YOUR INSTRUCTIONS:
Pick out each line of the records in which the word "SRMTID" appears.

Figure dataset records

▼

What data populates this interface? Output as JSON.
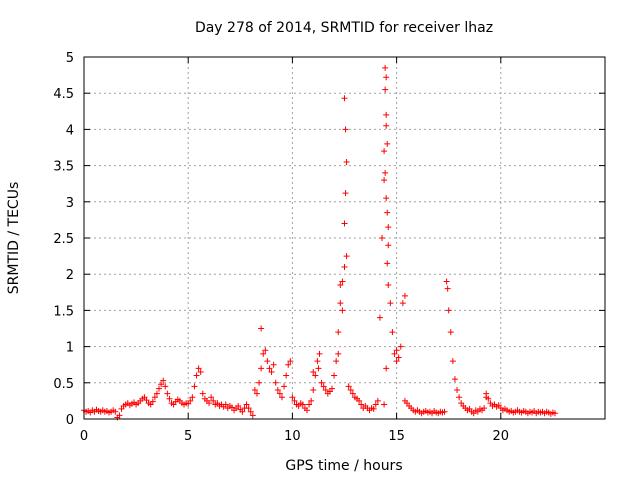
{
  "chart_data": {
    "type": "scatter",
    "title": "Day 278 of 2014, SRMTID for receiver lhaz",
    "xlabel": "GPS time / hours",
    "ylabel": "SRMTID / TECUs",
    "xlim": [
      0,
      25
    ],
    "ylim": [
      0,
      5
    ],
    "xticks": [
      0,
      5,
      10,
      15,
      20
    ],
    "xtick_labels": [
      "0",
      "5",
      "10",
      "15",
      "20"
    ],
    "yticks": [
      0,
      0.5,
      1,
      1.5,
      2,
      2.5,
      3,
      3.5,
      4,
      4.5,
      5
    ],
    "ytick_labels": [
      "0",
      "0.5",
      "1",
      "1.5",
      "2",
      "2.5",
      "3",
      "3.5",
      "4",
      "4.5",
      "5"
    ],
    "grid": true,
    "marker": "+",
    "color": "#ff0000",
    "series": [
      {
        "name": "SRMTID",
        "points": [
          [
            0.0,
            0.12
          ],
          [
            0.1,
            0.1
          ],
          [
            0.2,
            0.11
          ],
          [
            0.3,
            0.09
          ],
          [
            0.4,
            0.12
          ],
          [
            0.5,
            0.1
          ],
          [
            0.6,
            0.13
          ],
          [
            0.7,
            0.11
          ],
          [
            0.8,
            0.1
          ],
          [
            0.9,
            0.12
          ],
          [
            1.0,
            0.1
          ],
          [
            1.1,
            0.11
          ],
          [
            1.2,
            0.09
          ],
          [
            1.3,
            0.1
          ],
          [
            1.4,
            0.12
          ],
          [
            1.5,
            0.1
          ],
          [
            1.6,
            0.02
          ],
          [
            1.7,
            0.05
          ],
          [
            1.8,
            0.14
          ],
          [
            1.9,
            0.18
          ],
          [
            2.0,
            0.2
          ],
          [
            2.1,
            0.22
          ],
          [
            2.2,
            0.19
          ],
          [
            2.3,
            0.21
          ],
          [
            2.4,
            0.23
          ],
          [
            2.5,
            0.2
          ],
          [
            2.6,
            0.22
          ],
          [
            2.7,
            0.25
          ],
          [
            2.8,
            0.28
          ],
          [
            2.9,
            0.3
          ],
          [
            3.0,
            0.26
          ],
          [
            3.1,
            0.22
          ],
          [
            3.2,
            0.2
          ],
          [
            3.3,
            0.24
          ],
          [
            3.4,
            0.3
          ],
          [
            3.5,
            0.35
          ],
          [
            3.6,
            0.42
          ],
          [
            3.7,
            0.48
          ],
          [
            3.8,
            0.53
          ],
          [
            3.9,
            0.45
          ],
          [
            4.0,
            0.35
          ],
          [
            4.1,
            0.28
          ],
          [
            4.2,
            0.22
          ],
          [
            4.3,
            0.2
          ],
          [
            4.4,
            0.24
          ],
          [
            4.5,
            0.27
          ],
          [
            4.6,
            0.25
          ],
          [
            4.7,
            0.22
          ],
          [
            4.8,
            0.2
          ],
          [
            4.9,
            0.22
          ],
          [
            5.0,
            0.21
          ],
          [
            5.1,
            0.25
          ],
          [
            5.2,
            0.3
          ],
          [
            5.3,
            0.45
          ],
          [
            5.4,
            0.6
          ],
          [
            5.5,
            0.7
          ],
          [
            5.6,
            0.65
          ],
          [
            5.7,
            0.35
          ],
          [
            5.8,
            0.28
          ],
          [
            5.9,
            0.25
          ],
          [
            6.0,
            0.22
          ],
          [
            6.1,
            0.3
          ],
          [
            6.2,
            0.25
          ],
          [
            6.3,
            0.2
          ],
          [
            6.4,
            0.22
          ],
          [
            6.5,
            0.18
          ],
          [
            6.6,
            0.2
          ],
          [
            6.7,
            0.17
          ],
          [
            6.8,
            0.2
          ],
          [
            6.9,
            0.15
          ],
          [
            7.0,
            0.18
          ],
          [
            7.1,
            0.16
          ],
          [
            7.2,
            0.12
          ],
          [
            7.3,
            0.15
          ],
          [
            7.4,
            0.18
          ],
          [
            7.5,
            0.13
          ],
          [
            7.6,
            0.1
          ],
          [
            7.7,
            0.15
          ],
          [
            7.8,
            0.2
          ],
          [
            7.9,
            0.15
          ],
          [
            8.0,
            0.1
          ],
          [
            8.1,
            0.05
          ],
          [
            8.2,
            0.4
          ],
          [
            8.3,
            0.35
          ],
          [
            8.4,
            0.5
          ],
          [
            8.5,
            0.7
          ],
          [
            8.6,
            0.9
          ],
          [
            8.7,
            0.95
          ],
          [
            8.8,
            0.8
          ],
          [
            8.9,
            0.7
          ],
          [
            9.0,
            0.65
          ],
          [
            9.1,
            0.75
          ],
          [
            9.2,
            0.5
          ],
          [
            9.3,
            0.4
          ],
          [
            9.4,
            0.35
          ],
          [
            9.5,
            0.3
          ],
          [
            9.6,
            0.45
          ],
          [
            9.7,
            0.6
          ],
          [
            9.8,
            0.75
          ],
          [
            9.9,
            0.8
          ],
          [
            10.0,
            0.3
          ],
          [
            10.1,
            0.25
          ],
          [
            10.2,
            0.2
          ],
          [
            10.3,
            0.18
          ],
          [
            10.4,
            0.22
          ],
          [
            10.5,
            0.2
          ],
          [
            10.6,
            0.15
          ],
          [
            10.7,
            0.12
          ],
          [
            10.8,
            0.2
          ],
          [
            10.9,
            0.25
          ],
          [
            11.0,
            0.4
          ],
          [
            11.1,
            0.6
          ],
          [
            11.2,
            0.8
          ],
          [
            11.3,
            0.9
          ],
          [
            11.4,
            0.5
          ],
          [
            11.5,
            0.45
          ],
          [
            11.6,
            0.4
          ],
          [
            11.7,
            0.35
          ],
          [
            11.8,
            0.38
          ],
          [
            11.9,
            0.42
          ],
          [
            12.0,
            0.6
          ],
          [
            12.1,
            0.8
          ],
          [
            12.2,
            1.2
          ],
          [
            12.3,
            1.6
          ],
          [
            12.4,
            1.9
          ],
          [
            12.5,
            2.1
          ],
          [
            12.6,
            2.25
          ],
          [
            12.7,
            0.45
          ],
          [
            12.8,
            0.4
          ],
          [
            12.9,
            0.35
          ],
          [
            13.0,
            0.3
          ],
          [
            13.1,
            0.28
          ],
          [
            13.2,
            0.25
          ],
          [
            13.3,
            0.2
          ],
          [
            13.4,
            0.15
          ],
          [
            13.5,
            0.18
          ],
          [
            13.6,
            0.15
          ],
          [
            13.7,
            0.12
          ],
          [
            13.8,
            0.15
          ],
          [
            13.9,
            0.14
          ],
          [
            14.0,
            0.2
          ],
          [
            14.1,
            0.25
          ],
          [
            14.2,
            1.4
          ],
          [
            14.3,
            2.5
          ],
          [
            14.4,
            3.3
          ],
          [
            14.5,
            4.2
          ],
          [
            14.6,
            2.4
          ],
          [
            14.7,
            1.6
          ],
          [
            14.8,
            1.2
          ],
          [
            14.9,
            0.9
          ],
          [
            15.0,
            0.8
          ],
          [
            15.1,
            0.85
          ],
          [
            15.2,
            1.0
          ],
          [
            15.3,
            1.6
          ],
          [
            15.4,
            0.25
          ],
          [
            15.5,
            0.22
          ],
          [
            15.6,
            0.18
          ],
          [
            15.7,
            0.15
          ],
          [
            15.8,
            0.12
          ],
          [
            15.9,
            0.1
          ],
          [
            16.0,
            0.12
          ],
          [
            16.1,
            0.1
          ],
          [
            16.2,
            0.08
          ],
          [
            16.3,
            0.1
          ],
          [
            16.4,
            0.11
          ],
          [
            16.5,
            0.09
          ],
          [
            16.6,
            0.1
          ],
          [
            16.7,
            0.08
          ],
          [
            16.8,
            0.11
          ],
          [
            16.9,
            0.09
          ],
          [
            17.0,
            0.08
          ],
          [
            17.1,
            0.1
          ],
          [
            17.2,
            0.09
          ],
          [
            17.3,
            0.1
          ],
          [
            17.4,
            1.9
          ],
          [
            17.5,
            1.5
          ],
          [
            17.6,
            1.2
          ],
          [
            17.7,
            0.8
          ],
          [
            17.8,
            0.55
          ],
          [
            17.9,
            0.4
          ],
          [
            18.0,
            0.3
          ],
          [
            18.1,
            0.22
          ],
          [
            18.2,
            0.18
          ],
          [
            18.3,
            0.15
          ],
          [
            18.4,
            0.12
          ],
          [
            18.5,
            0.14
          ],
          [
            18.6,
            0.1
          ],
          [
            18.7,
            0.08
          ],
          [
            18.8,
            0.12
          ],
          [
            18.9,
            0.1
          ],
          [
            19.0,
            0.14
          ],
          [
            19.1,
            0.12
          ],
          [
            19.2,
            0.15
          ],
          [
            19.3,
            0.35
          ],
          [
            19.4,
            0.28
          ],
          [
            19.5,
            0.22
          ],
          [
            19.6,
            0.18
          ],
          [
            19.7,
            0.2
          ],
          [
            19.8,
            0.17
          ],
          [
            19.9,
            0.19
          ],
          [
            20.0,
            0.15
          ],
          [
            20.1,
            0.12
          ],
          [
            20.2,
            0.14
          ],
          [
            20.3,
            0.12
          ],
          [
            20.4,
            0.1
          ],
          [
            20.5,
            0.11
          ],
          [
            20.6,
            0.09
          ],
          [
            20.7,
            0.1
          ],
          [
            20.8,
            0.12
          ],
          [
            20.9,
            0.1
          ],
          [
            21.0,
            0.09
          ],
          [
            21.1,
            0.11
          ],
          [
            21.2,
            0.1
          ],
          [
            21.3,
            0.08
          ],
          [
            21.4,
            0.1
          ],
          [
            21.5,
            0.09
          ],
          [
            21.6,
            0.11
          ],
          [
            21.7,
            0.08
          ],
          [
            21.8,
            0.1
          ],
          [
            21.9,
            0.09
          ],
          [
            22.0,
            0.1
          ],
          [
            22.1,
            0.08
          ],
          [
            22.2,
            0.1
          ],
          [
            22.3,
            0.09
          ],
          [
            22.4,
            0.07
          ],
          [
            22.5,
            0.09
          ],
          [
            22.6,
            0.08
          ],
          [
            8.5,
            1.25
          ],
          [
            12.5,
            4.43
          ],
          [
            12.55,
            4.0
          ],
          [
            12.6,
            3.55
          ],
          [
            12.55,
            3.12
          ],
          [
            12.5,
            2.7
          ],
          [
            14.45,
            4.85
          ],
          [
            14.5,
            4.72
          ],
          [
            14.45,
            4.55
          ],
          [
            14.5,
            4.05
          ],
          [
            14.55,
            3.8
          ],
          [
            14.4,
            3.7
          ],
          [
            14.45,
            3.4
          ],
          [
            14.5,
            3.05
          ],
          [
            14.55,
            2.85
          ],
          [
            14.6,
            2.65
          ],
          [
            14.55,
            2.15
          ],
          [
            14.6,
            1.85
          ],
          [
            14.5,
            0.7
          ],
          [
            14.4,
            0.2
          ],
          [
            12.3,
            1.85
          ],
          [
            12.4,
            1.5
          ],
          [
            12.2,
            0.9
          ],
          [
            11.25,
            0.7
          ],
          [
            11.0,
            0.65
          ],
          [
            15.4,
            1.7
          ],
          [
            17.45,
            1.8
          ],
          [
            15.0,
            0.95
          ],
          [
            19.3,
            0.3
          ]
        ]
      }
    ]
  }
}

▲

REPLY:
    "title": "Day 278 of 2014, SRMTID for receiver lhaz",
    "ylabel": "SRMTID / TECUs",
        "name": "SRMTID",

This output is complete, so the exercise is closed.